DO THIS: Filter the entries below, keeping only lines with the word "Case".

EXTRACTED DATA:
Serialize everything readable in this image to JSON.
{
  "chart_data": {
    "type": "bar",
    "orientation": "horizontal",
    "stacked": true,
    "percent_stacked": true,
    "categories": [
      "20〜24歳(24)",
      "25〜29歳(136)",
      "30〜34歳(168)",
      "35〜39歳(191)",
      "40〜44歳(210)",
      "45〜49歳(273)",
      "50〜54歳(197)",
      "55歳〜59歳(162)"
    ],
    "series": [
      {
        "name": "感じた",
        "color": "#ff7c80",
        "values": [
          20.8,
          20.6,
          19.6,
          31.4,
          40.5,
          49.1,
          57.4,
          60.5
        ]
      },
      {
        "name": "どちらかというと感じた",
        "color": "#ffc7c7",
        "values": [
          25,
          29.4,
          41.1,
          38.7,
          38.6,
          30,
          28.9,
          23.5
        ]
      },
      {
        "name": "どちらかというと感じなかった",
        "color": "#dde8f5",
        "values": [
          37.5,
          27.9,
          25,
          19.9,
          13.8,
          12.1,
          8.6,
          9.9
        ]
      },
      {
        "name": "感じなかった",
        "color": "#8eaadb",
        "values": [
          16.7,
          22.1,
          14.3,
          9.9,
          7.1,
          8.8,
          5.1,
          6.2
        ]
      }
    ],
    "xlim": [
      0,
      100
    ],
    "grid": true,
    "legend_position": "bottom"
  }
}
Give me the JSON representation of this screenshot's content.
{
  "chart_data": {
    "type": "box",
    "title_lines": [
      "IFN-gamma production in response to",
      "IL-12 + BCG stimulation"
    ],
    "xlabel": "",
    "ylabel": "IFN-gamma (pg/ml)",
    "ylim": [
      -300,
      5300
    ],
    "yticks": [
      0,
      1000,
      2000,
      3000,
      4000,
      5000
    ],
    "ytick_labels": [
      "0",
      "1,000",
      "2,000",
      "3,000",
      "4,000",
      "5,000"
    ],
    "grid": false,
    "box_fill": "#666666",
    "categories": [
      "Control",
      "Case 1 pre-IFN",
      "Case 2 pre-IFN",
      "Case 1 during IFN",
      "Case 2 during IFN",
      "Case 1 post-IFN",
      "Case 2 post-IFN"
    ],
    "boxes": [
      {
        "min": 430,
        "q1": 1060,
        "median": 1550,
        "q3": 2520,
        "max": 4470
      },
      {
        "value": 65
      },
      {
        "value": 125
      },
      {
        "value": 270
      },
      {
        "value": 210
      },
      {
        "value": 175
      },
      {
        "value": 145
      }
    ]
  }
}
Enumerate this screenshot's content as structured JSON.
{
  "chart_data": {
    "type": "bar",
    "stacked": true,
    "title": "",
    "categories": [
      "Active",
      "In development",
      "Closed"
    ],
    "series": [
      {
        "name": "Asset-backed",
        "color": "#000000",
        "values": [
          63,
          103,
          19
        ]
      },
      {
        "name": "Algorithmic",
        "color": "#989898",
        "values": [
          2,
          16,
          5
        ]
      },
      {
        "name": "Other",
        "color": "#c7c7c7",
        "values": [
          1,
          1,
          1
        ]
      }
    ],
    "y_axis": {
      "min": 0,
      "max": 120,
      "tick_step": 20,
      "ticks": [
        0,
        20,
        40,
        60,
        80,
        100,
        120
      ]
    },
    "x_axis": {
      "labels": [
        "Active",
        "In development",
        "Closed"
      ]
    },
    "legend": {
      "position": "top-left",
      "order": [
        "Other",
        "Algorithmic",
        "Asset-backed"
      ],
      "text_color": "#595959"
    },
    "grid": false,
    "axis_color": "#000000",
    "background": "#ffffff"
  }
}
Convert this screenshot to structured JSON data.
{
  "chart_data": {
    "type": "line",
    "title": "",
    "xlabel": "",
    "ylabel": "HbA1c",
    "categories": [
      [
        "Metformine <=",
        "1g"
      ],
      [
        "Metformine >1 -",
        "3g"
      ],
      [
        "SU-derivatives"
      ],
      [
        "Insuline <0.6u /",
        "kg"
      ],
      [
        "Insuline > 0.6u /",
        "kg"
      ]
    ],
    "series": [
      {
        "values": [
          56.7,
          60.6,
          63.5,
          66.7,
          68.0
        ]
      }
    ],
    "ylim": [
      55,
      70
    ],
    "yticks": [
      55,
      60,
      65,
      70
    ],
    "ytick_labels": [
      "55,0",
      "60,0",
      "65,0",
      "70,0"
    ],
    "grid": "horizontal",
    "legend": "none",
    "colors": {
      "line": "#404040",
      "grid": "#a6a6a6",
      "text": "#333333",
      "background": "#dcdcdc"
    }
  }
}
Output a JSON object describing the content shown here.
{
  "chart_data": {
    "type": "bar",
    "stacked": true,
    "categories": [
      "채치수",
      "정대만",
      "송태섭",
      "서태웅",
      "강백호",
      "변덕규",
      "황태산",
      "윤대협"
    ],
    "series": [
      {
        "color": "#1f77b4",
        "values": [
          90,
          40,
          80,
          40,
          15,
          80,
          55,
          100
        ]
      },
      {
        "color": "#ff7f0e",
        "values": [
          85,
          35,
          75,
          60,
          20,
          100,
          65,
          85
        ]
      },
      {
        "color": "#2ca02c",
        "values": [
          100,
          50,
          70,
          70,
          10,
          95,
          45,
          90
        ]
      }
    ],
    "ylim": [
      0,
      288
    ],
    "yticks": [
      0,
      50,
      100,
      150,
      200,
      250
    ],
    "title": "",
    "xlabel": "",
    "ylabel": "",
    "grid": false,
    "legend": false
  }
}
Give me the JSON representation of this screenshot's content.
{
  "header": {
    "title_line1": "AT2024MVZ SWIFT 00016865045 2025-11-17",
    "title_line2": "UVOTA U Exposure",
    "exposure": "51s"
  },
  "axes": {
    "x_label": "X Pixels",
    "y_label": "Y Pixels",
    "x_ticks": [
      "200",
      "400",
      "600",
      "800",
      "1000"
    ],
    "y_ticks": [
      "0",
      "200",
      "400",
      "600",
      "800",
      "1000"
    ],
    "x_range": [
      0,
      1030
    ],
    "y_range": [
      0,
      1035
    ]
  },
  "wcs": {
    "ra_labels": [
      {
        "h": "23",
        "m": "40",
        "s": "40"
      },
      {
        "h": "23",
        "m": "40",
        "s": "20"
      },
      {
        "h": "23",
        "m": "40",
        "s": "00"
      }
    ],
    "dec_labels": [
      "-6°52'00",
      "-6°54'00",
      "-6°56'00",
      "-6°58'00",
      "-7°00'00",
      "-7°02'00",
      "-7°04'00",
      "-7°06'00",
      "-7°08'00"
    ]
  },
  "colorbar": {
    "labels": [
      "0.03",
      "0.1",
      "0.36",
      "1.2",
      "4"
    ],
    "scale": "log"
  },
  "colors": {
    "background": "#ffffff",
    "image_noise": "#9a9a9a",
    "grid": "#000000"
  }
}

PROBLEM SOLUTION:
      "Case 1 pre-IFN",
      "Case 2 pre-IFN",
      "Case 1 during IFN",
      "Case 2 during IFN",
      "Case 1 post-IFN",
      "Case 2 post-IFN"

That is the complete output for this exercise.